▶ [Exercise objective] From the listing that follows, extract every line and set it down unaltered.

== Information supplied

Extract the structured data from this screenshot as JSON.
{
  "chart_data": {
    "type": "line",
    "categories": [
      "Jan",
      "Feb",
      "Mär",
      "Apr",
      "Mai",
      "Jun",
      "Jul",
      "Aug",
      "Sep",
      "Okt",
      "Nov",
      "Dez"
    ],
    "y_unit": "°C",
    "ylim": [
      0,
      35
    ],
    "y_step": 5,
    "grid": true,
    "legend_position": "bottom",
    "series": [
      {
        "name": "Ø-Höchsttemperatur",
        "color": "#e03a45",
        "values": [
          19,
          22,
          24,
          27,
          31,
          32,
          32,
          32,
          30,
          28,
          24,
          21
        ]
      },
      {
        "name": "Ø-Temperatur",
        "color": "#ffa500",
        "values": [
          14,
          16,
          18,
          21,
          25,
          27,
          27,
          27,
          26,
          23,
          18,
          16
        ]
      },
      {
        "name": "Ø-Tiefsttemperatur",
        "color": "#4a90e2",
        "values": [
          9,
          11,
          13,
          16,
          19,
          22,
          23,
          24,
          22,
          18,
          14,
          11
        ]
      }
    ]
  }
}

====

▶ [Correct answer]
Extract the structured data from this screenshot as JSON.
{
  "chart_data": {
    "type": "line",
    "categories": [
      "Jan",
      "Feb",
      "Mär",
      "Apr",
      "Mai",
      "Jun",
      "Jul",
      "Aug",
      "Sep",
      "Okt",
      "Nov",
      "Dez"
    ],
    "y_unit": "°C",
    "ylim": [
      0,
      35
    ],
    "y_step": 5,
    "grid": true,
    "legend_position": "bottom",
    "series": [
      {
        "name": "Ø-Höchsttemperatur",
        "color": "#e03a45",
        "values": [
          19,
          22,
          24,
          27,
          31,
          32,
          32,
          32,
          30,
          28,
          24,
          21
        ]
      },
      {
        "name": "Ø-Temperatur",
        "color": "#ffa500",
        "values": [
          14,
          16,
          18,
          21,
          25,
          27,
          27,
          27,
          26,
          23,
          18,
          16
        ]
      },
      {
        "name": "Ø-Tiefsttemperatur",
        "color": "#4a90e2",
        "values": [
          9,
          11,
          13,
          16,
          19,
          22,
          23,
          24,
          22,
          18,
          14,
          11
        ]
      }
    ]
  }
}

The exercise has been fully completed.